Show all lines of the listing that hold the word "this".

Material provided:

*****

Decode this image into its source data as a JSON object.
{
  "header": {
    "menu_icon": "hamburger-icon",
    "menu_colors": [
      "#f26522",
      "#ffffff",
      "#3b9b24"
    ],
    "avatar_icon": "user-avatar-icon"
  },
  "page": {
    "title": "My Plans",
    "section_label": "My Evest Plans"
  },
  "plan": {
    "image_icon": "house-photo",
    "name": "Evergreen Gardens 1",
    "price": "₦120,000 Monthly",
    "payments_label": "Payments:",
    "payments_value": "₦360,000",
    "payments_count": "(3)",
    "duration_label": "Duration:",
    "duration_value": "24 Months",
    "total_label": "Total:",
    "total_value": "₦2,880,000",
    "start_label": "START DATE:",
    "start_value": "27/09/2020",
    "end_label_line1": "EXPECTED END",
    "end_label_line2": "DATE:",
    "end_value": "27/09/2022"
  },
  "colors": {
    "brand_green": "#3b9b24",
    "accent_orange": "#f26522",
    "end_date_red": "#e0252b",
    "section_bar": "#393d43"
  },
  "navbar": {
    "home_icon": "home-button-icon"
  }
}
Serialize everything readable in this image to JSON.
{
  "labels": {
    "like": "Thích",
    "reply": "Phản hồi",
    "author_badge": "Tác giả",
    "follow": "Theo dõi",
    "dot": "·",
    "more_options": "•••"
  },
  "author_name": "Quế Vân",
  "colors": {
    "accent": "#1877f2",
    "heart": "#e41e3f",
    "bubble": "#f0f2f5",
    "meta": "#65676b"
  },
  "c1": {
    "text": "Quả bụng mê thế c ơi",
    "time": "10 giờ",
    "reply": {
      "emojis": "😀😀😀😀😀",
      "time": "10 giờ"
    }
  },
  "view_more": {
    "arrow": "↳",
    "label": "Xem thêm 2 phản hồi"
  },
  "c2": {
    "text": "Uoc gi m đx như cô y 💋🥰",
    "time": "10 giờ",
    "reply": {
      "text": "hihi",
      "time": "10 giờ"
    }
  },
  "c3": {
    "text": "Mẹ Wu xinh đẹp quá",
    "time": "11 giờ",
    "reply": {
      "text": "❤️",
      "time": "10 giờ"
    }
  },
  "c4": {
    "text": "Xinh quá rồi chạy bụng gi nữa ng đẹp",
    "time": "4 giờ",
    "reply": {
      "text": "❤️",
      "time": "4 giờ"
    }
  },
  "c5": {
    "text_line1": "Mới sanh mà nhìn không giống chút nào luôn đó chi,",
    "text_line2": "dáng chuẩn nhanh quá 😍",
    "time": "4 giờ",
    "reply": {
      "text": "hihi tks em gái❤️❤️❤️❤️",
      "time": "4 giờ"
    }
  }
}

*****

Response to the task:
Decode this image into its source data as a JSON object.
Serialize everything readable in this image to JSON.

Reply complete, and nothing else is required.